__EXERCISE DIRECTIONS__.
Please reproduce every one of the following records word for word, with each line unchanged.

__DATA ROWS__.
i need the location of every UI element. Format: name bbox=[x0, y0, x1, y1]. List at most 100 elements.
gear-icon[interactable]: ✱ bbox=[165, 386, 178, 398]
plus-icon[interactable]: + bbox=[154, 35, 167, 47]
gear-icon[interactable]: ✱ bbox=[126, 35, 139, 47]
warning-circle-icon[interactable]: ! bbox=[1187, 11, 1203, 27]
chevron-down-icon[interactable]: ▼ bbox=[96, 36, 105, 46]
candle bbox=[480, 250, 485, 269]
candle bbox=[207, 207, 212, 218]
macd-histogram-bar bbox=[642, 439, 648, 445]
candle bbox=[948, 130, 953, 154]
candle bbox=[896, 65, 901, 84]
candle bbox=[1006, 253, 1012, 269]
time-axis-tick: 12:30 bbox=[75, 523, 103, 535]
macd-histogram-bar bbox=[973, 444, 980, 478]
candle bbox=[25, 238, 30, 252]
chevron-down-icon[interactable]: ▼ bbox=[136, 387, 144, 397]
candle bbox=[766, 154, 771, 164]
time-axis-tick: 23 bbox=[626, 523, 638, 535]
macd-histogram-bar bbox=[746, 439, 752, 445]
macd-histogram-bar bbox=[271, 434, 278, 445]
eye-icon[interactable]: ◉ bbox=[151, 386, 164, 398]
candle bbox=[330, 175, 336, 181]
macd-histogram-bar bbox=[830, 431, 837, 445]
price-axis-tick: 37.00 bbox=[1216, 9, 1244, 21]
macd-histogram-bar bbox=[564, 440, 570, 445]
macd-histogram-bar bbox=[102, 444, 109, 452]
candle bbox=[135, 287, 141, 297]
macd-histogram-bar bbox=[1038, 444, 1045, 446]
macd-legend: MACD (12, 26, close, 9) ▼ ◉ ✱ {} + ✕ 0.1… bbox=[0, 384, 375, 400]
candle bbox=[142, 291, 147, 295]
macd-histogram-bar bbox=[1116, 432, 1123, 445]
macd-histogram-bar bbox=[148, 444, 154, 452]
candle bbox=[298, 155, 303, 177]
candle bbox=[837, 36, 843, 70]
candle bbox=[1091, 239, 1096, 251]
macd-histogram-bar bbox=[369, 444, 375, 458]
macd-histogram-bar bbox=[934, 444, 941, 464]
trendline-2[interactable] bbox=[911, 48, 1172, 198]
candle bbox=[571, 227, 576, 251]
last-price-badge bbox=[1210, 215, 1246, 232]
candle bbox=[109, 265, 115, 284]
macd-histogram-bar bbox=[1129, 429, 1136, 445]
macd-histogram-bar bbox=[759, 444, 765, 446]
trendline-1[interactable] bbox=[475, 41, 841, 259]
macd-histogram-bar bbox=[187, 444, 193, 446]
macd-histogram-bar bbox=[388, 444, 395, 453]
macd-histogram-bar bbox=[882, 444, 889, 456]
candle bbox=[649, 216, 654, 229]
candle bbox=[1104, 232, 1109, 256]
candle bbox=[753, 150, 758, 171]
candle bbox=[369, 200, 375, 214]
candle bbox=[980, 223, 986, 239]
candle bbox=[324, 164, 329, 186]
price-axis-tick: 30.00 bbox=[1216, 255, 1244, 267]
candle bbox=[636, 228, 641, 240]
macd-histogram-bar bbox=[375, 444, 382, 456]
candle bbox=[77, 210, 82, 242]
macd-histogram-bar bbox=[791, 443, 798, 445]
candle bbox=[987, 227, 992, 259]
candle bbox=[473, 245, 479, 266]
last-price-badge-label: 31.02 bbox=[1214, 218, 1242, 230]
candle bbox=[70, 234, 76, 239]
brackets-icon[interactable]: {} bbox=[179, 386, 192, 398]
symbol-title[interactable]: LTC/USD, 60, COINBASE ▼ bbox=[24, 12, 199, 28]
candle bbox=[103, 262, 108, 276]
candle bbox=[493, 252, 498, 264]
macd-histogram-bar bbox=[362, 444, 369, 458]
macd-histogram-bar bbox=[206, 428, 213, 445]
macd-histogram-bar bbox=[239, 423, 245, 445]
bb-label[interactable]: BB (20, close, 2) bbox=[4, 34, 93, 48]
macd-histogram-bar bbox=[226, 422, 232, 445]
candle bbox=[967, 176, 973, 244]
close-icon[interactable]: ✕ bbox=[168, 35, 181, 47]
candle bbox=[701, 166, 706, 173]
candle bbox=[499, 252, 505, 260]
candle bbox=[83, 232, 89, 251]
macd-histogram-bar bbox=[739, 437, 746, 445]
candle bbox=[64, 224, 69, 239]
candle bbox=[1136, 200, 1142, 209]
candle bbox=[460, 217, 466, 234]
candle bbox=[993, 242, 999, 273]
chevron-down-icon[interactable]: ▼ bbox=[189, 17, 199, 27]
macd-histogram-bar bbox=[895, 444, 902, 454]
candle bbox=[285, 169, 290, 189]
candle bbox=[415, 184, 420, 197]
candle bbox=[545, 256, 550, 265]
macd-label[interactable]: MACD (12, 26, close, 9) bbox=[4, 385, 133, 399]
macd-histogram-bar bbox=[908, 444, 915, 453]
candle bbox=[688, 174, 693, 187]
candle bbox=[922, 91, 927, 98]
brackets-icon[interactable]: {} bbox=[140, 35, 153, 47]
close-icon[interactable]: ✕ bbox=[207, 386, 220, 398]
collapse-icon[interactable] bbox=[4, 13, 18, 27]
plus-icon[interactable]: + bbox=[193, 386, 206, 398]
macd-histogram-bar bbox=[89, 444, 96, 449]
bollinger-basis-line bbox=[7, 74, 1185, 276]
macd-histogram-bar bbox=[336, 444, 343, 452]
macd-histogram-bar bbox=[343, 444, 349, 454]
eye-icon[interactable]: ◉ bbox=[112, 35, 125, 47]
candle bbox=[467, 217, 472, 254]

__WRITTEN ANSWER__.
i need the location of every UI element. Format: name bbox=[x0, y0, x1, y1]. List at most 100 elements.
gear-icon[interactable]: ✱ bbox=[165, 386, 178, 398]
plus-icon[interactable]: + bbox=[154, 35, 167, 47]
gear-icon[interactable]: ✱ bbox=[126, 35, 139, 47]
warning-circle-icon[interactable]: ! bbox=[1187, 11, 1203, 27]
chevron-down-icon[interactable]: ▼ bbox=[96, 36, 105, 46]
candle bbox=[480, 250, 485, 269]
candle bbox=[207, 207, 212, 218]
macd-histogram-bar bbox=[642, 439, 648, 445]
candle bbox=[948, 130, 953, 154]
candle bbox=[896, 65, 901, 84]
candle bbox=[1006, 253, 1012, 269]
time-axis-tick: 12:30 bbox=[75, 523, 103, 535]
macd-histogram-bar bbox=[973, 444, 980, 478]
candle bbox=[25, 238, 30, 252]
chevron-down-icon[interactable]: ▼ bbox=[136, 387, 144, 397]
candle bbox=[766, 154, 771, 164]
time-axis-tick: 23 bbox=[626, 523, 638, 535]
macd-histogram-bar bbox=[746, 439, 752, 445]
macd-histogram-bar bbox=[271, 434, 278, 445]
eye-icon[interactable]: ◉ bbox=[151, 386, 164, 398]
candle bbox=[330, 175, 336, 181]
macd-histogram-bar bbox=[830, 431, 837, 445]
price-axis-tick: 37.00 bbox=[1216, 9, 1244, 21]
macd-histogram-bar bbox=[564, 440, 570, 445]
macd-histogram-bar bbox=[102, 444, 109, 452]
candle bbox=[135, 287, 141, 297]
macd-histogram-bar bbox=[1038, 444, 1045, 446]
macd-legend: MACD (12, 26, close, 9) ▼ ◉ ✱ {} + ✕ 0.1… bbox=[0, 384, 375, 400]
candle bbox=[142, 291, 147, 295]
macd-histogram-bar bbox=[1116, 432, 1123, 445]
macd-histogram-bar bbox=[148, 444, 154, 452]
candle bbox=[298, 155, 303, 177]
candle bbox=[837, 36, 843, 70]
candle bbox=[1091, 239, 1096, 251]
macd-histogram-bar bbox=[369, 444, 375, 458]
macd-histogram-bar bbox=[934, 444, 941, 464]
trendline-2[interactable] bbox=[911, 48, 1172, 198]
candle bbox=[571, 227, 576, 251]
last-price-badge bbox=[1210, 215, 1246, 232]
candle bbox=[109, 265, 115, 284]
macd-histogram-bar bbox=[1129, 429, 1136, 445]
macd-histogram-bar bbox=[759, 444, 765, 446]
trendline-1[interactable] bbox=[475, 41, 841, 259]
macd-histogram-bar bbox=[187, 444, 193, 446]
macd-histogram-bar bbox=[388, 444, 395, 453]
macd-histogram-bar bbox=[882, 444, 889, 456]
candle bbox=[649, 216, 654, 229]
candle bbox=[1104, 232, 1109, 256]
candle bbox=[753, 150, 758, 171]
candle bbox=[369, 200, 375, 214]
candle bbox=[980, 223, 986, 239]
candle bbox=[324, 164, 329, 186]
price-axis-tick: 30.00 bbox=[1216, 255, 1244, 267]
candle bbox=[636, 228, 641, 240]
macd-histogram-bar bbox=[375, 444, 382, 456]
candle bbox=[77, 210, 82, 242]
macd-histogram-bar bbox=[791, 443, 798, 445]
candle bbox=[987, 227, 992, 259]
candle bbox=[473, 245, 479, 266]
last-price-badge-label: 31.02 bbox=[1214, 218, 1242, 230]
candle bbox=[70, 234, 76, 239]
brackets-icon[interactable]: {} bbox=[179, 386, 192, 398]
symbol-title[interactable]: LTC/USD, 60, COINBASE ▼ bbox=[24, 12, 199, 28]
candle bbox=[103, 262, 108, 276]
candle bbox=[493, 252, 498, 264]
macd-histogram-bar bbox=[362, 444, 369, 458]
macd-histogram-bar bbox=[206, 428, 213, 445]
macd-histogram-bar bbox=[239, 423, 245, 445]
bb-label[interactable]: BB (20, close, 2) bbox=[4, 34, 93, 48]
macd-histogram-bar bbox=[226, 422, 232, 445]
candle bbox=[967, 176, 973, 244]
close-icon[interactable]: ✕ bbox=[168, 35, 181, 47]
candle bbox=[701, 166, 706, 173]
candle bbox=[499, 252, 505, 260]
candle bbox=[83, 232, 89, 251]
macd-histogram-bar bbox=[739, 437, 746, 445]
candle bbox=[64, 224, 69, 239]
candle bbox=[1136, 200, 1142, 209]
candle bbox=[460, 217, 466, 234]
candle bbox=[993, 242, 999, 273]
chevron-down-icon[interactable]: ▼ bbox=[189, 17, 199, 27]
macd-histogram-bar bbox=[895, 444, 902, 454]
candle bbox=[285, 169, 290, 189]
candle bbox=[415, 184, 420, 197]
candle bbox=[545, 256, 550, 265]
macd-label[interactable]: MACD (12, 26, close, 9) bbox=[4, 385, 133, 399]
macd-histogram-bar bbox=[908, 444, 915, 453]
candle bbox=[688, 174, 693, 187]
candle bbox=[922, 91, 927, 98]
brackets-icon[interactable]: {} bbox=[140, 35, 153, 47]
close-icon[interactable]: ✕ bbox=[207, 386, 220, 398]
collapse-icon[interactable] bbox=[4, 13, 18, 27]
plus-icon[interactable]: + bbox=[193, 386, 206, 398]
macd-histogram-bar bbox=[89, 444, 96, 449]
bollinger-basis-line bbox=[7, 74, 1185, 276]
macd-histogram-bar bbox=[336, 444, 343, 452]
macd-histogram-bar bbox=[343, 444, 349, 454]
eye-icon[interactable]: ◉ bbox=[112, 35, 125, 47]
candle bbox=[467, 217, 472, 254]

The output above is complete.